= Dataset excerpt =
================================

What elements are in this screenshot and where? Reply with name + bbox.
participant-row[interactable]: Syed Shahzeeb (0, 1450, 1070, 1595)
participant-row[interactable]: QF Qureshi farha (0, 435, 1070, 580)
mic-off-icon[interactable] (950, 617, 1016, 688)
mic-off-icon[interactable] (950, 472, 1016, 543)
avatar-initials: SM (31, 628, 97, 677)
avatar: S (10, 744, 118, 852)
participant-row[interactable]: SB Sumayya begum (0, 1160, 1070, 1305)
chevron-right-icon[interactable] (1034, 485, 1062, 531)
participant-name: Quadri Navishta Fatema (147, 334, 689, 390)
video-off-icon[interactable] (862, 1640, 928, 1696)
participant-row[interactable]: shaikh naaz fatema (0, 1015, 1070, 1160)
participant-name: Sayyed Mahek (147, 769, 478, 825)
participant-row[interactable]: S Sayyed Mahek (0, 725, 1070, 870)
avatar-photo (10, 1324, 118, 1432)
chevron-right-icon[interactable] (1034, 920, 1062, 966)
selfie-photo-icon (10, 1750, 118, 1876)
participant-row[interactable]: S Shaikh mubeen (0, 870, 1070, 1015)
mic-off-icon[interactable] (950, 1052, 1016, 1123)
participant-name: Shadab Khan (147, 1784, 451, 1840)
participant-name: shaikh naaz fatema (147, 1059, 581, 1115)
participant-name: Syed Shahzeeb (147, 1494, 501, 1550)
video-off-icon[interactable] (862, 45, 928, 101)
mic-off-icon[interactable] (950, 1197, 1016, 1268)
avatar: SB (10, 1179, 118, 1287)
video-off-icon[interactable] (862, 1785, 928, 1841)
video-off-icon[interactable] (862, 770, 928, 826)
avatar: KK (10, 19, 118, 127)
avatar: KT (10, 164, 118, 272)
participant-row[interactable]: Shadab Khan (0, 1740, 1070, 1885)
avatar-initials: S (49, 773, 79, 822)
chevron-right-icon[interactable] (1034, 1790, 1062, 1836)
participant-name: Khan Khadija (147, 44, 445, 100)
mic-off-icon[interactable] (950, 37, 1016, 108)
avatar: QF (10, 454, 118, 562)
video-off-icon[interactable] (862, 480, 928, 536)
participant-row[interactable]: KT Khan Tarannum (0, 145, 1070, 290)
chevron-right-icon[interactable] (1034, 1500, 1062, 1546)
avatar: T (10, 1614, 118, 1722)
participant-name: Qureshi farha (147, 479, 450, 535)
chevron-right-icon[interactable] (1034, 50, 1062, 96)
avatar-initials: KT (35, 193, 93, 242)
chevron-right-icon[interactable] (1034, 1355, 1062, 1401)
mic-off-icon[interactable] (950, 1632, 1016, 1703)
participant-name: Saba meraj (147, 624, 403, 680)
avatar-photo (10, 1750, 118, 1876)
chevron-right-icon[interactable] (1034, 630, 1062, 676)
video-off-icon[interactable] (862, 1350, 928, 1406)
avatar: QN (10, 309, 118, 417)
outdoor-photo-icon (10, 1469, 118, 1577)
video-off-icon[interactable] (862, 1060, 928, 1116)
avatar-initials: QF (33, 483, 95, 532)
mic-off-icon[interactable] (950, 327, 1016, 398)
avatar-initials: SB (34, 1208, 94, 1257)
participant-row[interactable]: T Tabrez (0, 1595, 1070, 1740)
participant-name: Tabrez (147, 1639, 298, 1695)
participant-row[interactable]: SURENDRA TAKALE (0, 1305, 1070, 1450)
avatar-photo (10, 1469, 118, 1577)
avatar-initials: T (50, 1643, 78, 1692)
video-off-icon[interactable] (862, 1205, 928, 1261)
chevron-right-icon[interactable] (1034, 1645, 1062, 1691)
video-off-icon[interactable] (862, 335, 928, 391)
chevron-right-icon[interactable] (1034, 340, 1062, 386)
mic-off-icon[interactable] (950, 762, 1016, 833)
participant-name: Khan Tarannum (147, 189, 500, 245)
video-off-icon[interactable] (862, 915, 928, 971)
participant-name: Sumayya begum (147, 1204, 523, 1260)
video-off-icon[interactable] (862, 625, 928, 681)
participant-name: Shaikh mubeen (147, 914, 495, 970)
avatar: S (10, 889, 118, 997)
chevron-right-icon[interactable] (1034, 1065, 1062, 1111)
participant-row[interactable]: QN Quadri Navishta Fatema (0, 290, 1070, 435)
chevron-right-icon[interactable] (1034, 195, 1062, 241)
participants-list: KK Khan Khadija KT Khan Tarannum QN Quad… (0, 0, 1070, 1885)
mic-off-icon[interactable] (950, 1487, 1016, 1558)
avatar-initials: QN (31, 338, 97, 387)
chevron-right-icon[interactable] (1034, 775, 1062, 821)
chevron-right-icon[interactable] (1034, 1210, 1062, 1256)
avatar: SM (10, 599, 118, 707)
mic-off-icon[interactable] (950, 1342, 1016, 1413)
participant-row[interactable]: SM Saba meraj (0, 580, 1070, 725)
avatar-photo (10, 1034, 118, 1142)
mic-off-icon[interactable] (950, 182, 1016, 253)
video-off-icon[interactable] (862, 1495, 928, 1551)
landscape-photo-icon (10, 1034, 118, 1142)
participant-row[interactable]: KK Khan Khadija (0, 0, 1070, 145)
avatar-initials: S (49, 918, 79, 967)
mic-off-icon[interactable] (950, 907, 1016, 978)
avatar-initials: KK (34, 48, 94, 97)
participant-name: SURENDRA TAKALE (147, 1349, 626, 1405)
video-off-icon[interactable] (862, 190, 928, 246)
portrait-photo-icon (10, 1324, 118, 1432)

================================

Retype every line of the records above character for character, with no changes.

= Full response =
What elements are in this screenshot and where? Reply with name + bbox.
participant-row[interactable]: Syed Shahzeeb (0, 1450, 1070, 1595)
participant-row[interactable]: QF Qureshi farha (0, 435, 1070, 580)
mic-off-icon[interactable] (950, 617, 1016, 688)
mic-off-icon[interactable] (950, 472, 1016, 543)
avatar-initials: SM (31, 628, 97, 677)
avatar: S (10, 744, 118, 852)
participant-row[interactable]: SB Sumayya begum (0, 1160, 1070, 1305)
chevron-right-icon[interactable] (1034, 485, 1062, 531)
participant-name: Quadri Navishta Fatema (147, 334, 689, 390)
video-off-icon[interactable] (862, 1640, 928, 1696)
participant-row[interactable]: shaikh naaz fatema (0, 1015, 1070, 1160)
participant-name: Sayyed Mahek (147, 769, 478, 825)
participant-row[interactable]: S Sayyed Mahek (0, 725, 1070, 870)
avatar-photo (10, 1324, 118, 1432)
chevron-right-icon[interactable] (1034, 920, 1062, 966)
selfie-photo-icon (10, 1750, 118, 1876)
participant-row[interactable]: S Shaikh mubeen (0, 870, 1070, 1015)
mic-off-icon[interactable] (950, 1052, 1016, 1123)
participant-name: Shadab Khan (147, 1784, 451, 1840)
participant-name: shaikh naaz fatema (147, 1059, 581, 1115)
participant-name: Syed Shahzeeb (147, 1494, 501, 1550)
video-off-icon[interactable] (862, 45, 928, 101)
mic-off-icon[interactable] (950, 1197, 1016, 1268)
avatar: SB (10, 1179, 118, 1287)
video-off-icon[interactable] (862, 1785, 928, 1841)
video-off-icon[interactable] (862, 770, 928, 826)
avatar: KK (10, 19, 118, 127)
avatar: KT (10, 164, 118, 272)
participant-row[interactable]: Shadab Khan (0, 1740, 1070, 1885)
avatar-initials: S (49, 773, 79, 822)
chevron-right-icon[interactable] (1034, 1790, 1062, 1836)
participant-name: Khan Khadija (147, 44, 445, 100)
mic-off-icon[interactable] (950, 37, 1016, 108)
avatar: QF (10, 454, 118, 562)
video-off-icon[interactable] (862, 480, 928, 536)
participant-row[interactable]: KT Khan Tarannum (0, 145, 1070, 290)
chevron-right-icon[interactable] (1034, 1500, 1062, 1546)
avatar: T (10, 1614, 118, 1722)
participant-name: Qureshi farha (147, 479, 450, 535)
chevron-right-icon[interactable] (1034, 50, 1062, 96)
avatar-initials: KT (35, 193, 93, 242)
chevron-right-icon[interactable] (1034, 1355, 1062, 1401)
mic-off-icon[interactable] (950, 1632, 1016, 1703)
participant-name: Saba meraj (147, 624, 403, 680)
avatar-photo (10, 1750, 118, 1876)
chevron-right-icon[interactable] (1034, 630, 1062, 676)
video-off-icon[interactable] (862, 1350, 928, 1406)
avatar: QN (10, 309, 118, 417)
outdoor-photo-icon (10, 1469, 118, 1577)
video-off-icon[interactable] (862, 1060, 928, 1116)
avatar-initials: QF (33, 483, 95, 532)
mic-off-icon[interactable] (950, 327, 1016, 398)
avatar-initials: SB (34, 1208, 94, 1257)
participant-row[interactable]: T Tabrez (0, 1595, 1070, 1740)
participant-name: Tabrez (147, 1639, 298, 1695)
participant-row[interactable]: SURENDRA TAKALE (0, 1305, 1070, 1450)
avatar-photo (10, 1469, 118, 1577)
avatar-initials: T (50, 1643, 78, 1692)
video-off-icon[interactable] (862, 1205, 928, 1261)
chevron-right-icon[interactable] (1034, 1645, 1062, 1691)
video-off-icon[interactable] (862, 335, 928, 391)
chevron-right-icon[interactable] (1034, 340, 1062, 386)
mic-off-icon[interactable] (950, 762, 1016, 833)
participant-name: Khan Tarannum (147, 189, 500, 245)
video-off-icon[interactable] (862, 915, 928, 971)
participant-name: Sumayya begum (147, 1204, 523, 1260)
video-off-icon[interactable] (862, 625, 928, 681)
participant-name: Shaikh mubeen (147, 914, 495, 970)
avatar: S (10, 889, 118, 997)
chevron-right-icon[interactable] (1034, 1065, 1062, 1111)
participant-row[interactable]: QN Quadri Navishta Fatema (0, 290, 1070, 435)
chevron-right-icon[interactable] (1034, 195, 1062, 241)
participants-list: KK Khan Khadija KT Khan Tarannum QN Quad… (0, 0, 1070, 1885)
mic-off-icon[interactable] (950, 1487, 1016, 1558)
avatar-initials: QN (31, 338, 97, 387)
chevron-right-icon[interactable] (1034, 775, 1062, 821)
chevron-right-icon[interactable] (1034, 1210, 1062, 1256)
avatar: SM (10, 599, 118, 707)
mic-off-icon[interactable] (950, 1342, 1016, 1413)
participant-row[interactable]: SM Saba meraj (0, 580, 1070, 725)
avatar-photo (10, 1034, 118, 1142)
mic-off-icon[interactable] (950, 182, 1016, 253)
video-off-icon[interactable] (862, 1495, 928, 1551)
landscape-photo-icon (10, 1034, 118, 1142)
participant-row[interactable]: KK Khan Khadija (0, 0, 1070, 145)
avatar-initials: S (49, 918, 79, 967)
mic-off-icon[interactable] (950, 907, 1016, 978)
avatar-initials: KK (34, 48, 94, 97)
participant-name: SURENDRA TAKALE (147, 1349, 626, 1405)
video-off-icon[interactable] (862, 190, 928, 246)
portrait-photo-icon (10, 1324, 118, 1432)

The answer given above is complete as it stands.